(Goal of the exercise):
Print the entries below in their entirety, exactly as they are written.

(Exercise inputs):
┌──
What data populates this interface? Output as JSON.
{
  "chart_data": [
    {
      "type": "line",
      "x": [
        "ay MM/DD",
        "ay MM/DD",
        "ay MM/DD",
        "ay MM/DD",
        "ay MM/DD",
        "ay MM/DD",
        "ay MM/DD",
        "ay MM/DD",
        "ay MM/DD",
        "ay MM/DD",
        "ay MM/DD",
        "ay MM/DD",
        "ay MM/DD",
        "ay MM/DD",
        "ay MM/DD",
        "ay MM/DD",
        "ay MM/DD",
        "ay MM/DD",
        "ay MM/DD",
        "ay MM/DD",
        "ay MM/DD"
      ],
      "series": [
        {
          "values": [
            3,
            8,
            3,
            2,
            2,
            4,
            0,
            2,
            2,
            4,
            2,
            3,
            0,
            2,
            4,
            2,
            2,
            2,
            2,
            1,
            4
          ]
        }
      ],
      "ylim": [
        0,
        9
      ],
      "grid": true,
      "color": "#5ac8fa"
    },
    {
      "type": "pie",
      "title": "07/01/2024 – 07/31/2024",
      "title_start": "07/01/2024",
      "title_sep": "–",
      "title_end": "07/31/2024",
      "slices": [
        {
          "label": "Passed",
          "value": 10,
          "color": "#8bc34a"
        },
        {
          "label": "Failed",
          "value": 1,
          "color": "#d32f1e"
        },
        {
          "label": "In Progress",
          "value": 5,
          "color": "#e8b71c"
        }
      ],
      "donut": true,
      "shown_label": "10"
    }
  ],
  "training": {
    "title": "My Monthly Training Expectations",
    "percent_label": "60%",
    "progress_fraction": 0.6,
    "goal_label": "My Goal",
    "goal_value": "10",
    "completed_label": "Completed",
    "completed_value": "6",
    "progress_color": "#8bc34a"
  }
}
└──
(The solution):
What data populates this interface? Output as JSON.
{
  "chart_data": [
    {
      "type": "line",
      "x": [
        "ay MM/DD",
        "ay MM/DD",
        "ay MM/DD",
        "ay MM/DD",
        "ay MM/DD",
        "ay MM/DD",
        "ay MM/DD",
        "ay MM/DD",
        "ay MM/DD",
        "ay MM/DD",
        "ay MM/DD",
        "ay MM/DD",
        "ay MM/DD",
        "ay MM/DD",
        "ay MM/DD",
        "ay MM/DD",
        "ay MM/DD",
        "ay MM/DD",
        "ay MM/DD",
        "ay MM/DD",
        "ay MM/DD"
      ],
      "series": [
        {
          "values": [
            3,
            8,
            3,
            2,
            2,
            4,
            0,
            2,
            2,
            4,
            2,
            3,
            0,
            2,
            4,
            2,
            2,
            2,
            2,
            1,
            4
          ]
        }
      ],
      "ylim": [
        0,
        9
      ],
      "grid": true,
      "color": "#5ac8fa"
    },
    {
      "type": "pie",
      "title": "07/01/2024 – 07/31/2024",
      "title_start": "07/01/2024",
      "title_sep": "–",
      "title_end": "07/31/2024",
      "slices": [
        {
          "label": "Passed",
          "value": 10,
          "color": "#8bc34a"
        },
        {
          "label": "Failed",
          "value": 1,
          "color": "#d32f1e"
        },
        {
          "label": "In Progress",
          "value": 5,
          "color": "#e8b71c"
        }
      ],
      "donut": true,
      "shown_label": "10"
    }
  ],
  "training": {
    "title": "My Monthly Training Expectations",
    "percent_label": "60%",
    "progress_fraction": 0.6,
    "goal_label": "My Goal",
    "goal_value": "10",
    "completed_label": "Completed",
    "completed_value": "6",
    "progress_color": "#8bc34a"
  }
}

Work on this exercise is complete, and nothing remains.